Records from a dataset
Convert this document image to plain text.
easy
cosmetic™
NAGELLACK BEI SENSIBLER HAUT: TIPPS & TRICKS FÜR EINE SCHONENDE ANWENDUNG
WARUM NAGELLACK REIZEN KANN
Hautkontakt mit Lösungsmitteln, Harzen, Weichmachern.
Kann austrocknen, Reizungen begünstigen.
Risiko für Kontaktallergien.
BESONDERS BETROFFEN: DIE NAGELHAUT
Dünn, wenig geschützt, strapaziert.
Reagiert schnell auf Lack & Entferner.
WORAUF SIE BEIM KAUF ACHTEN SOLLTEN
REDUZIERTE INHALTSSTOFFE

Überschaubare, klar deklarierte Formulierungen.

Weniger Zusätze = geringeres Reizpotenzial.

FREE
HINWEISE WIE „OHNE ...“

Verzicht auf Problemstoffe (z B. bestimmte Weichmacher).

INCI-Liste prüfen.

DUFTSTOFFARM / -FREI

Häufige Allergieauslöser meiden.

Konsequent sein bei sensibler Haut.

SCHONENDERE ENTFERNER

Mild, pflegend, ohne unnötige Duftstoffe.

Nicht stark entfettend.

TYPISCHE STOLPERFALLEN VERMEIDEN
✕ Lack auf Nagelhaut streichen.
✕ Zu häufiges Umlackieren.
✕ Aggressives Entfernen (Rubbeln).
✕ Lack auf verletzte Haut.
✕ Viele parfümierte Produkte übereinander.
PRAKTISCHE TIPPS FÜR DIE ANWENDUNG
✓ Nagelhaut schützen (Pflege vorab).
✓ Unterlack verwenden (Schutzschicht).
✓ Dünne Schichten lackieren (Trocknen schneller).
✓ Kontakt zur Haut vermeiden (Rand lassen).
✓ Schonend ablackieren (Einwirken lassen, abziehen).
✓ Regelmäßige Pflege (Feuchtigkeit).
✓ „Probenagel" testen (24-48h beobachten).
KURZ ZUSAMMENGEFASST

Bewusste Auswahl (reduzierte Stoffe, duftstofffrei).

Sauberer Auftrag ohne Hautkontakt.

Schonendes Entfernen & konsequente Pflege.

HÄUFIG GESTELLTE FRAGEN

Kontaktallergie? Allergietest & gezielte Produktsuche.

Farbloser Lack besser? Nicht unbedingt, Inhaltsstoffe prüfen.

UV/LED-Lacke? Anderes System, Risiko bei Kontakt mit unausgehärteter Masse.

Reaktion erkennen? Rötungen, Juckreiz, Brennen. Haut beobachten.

__WHAT THIS TASK INVOLVES__: Quote the data above in full, changing nothing.

__FINAL ANSWER__:
Convert this document image to plain text.
easy
cosmetic™
NAGELLACK BEI SENSIBLER HAUT: TIPPS & TRICKS FÜR EINE SCHONENDE ANWENDUNG
WARUM NAGELLACK REIZEN KANN
Hautkontakt mit Lösungsmitteln, Harzen, Weichmachern.
Kann austrocknen, Reizungen begünstigen.
Risiko für Kontaktallergien.
BESONDERS BETROFFEN: DIE NAGELHAUT
Dünn, wenig geschützt, strapaziert.
Reagiert schnell auf Lack & Entferner.
WORAUF SIE BEIM KAUF ACHTEN SOLLTEN
REDUZIERTE INHALTSSTOFFE

Überschaubare, klar deklarierte Formulierungen.

Weniger Zusätze = geringeres Reizpotenzial.

FREE
HINWEISE WIE „OHNE ...“

Verzicht auf Problemstoffe (z B. bestimmte Weichmacher).

INCI-Liste prüfen.

DUFTSTOFFARM / -FREI

Häufige Allergieauslöser meiden.

Konsequent sein bei sensibler Haut.

SCHONENDERE ENTFERNER

Mild, pflegend, ohne unnötige Duftstoffe.

Nicht stark entfettend.

TYPISCHE STOLPERFALLEN VERMEIDEN
✕ Lack auf Nagelhaut streichen.
✕ Zu häufiges Umlackieren.
✕ Aggressives Entfernen (Rubbeln).
✕ Lack auf verletzte Haut.
✕ Viele parfümierte Produkte übereinander.
PRAKTISCHE TIPPS FÜR DIE ANWENDUNG
✓ Nagelhaut schützen (Pflege vorab).
✓ Unterlack verwenden (Schutzschicht).
✓ Dünne Schichten lackieren (Trocknen schneller).
✓ Kontakt zur Haut vermeiden (Rand lassen).
✓ Schonend ablackieren (Einwirken lassen, abziehen).
✓ Regelmäßige Pflege (Feuchtigkeit).
✓ „Probenagel" testen (24-48h beobachten).
KURZ ZUSAMMENGEFASST

Bewusste Auswahl (reduzierte Stoffe, duftstofffrei).

Sauberer Auftrag ohne Hautkontakt.

Schonendes Entfernen & konsequente Pflege.

HÄUFIG GESTELLTE FRAGEN

Kontaktallergie? Allergietest & gezielte Produktsuche.

Farbloser Lack besser? Nicht unbedingt, Inhaltsstoffe prüfen.

UV/LED-Lacke? Anderes System, Risiko bei Kontakt mit unausgehärteter Masse.

Reaktion erkennen? Rötungen, Juckreiz, Brennen. Haut beobachten.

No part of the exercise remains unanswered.